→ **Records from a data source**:
<<<<
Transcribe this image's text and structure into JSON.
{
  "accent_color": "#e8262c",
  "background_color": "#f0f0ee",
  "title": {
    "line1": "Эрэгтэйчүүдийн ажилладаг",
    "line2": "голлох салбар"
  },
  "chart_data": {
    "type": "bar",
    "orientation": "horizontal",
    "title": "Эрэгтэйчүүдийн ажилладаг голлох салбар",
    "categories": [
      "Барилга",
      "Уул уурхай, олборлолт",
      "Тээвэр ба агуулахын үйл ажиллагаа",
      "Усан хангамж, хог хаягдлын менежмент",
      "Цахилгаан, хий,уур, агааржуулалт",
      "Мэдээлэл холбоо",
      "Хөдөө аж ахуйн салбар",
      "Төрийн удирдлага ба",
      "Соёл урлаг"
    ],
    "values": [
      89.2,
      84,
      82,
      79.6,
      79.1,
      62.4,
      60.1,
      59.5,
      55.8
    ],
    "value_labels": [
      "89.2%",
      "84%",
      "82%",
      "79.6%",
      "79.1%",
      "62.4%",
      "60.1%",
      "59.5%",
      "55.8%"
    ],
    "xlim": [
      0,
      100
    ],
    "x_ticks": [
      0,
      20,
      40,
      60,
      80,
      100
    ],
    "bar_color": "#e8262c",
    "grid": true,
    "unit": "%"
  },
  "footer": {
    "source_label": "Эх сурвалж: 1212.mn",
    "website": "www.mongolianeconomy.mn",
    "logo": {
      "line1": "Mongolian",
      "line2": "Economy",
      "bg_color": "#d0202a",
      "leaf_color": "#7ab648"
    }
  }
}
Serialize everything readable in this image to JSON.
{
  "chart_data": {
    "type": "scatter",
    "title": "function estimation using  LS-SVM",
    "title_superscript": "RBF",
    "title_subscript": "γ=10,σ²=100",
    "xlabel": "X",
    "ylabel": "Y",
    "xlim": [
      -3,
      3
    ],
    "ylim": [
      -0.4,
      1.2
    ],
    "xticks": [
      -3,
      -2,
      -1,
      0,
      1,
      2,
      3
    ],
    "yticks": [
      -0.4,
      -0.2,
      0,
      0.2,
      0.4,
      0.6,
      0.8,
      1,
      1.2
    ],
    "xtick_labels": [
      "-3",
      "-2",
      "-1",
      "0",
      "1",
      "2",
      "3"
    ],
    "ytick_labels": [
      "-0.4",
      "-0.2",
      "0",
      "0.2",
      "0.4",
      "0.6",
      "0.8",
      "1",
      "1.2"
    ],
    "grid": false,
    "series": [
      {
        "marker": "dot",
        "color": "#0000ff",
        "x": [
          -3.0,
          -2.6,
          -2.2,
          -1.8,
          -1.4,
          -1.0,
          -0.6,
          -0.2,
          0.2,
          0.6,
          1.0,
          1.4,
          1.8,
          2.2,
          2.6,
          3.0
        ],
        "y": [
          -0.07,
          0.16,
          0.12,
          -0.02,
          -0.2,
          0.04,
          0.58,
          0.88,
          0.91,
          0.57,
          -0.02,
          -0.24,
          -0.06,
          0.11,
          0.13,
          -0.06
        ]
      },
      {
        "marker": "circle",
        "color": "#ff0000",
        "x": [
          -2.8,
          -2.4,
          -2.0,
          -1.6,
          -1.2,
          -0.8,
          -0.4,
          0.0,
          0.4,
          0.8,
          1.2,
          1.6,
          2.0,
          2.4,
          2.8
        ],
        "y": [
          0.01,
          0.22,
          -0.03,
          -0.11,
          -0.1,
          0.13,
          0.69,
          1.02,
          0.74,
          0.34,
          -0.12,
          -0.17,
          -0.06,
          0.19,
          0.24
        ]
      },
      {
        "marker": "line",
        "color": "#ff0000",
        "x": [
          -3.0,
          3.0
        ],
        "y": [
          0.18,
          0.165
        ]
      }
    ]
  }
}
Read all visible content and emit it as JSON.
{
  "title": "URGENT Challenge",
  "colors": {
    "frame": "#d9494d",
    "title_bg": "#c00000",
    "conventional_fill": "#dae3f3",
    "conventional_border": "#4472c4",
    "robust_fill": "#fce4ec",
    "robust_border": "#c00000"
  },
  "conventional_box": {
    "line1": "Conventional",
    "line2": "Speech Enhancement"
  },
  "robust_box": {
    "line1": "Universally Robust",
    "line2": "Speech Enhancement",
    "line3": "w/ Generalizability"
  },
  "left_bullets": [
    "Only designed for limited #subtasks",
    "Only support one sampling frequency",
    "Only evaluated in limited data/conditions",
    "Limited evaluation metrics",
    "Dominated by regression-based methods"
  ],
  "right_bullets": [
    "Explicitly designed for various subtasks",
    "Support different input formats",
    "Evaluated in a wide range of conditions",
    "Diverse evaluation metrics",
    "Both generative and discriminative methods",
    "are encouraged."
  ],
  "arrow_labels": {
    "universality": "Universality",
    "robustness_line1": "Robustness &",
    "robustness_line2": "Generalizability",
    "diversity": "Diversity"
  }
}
>>>>
Collect each line above holding the string "image".

→ **WRITTEN RESPONSE**:
Transcribe this image's text and structure into JSON.
Serialize everything readable in this image to JSON.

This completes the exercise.